Where a line holds the string "gerçek", return that line.

--- begin MATERIAL FOR THE TASK ---

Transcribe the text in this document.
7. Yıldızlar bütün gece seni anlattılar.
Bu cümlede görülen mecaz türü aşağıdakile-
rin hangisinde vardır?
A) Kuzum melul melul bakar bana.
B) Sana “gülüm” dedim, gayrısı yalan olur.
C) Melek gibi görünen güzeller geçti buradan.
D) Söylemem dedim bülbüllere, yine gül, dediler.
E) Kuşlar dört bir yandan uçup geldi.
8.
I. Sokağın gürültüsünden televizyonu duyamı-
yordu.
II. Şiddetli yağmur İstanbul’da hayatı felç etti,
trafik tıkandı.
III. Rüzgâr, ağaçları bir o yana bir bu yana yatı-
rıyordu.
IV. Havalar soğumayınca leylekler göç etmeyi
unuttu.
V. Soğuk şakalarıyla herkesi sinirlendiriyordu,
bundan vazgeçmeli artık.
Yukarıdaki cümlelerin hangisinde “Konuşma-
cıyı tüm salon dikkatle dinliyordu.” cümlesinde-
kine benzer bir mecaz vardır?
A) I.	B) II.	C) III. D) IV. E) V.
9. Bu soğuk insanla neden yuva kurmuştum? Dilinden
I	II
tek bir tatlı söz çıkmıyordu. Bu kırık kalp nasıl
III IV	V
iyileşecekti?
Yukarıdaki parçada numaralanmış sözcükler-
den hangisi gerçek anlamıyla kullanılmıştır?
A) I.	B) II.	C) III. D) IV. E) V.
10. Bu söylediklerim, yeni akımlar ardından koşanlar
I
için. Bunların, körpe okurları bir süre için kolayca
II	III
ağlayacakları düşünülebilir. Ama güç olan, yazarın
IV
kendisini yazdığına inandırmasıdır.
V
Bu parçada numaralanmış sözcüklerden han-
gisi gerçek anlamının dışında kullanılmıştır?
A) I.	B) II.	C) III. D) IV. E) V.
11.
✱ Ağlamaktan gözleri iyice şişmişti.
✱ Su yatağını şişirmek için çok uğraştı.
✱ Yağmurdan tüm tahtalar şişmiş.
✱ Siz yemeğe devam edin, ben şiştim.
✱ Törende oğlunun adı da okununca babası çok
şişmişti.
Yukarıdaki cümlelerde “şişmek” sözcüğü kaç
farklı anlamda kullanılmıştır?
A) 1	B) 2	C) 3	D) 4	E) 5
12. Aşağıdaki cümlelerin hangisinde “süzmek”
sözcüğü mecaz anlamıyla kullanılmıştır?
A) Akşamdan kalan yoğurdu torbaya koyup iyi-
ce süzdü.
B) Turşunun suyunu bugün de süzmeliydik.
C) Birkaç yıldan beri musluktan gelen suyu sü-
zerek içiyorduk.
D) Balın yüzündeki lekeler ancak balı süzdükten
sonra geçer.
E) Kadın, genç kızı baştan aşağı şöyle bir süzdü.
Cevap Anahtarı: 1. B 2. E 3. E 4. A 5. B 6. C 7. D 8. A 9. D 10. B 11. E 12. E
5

--- end MATERIAL FOR THE TASK ---

-- OUTPUT OF THE TASK --
den hangisi gerçek anlamıyla kullanılmıştır?
gisi gerçek anlamının dışında kullanılmıştır?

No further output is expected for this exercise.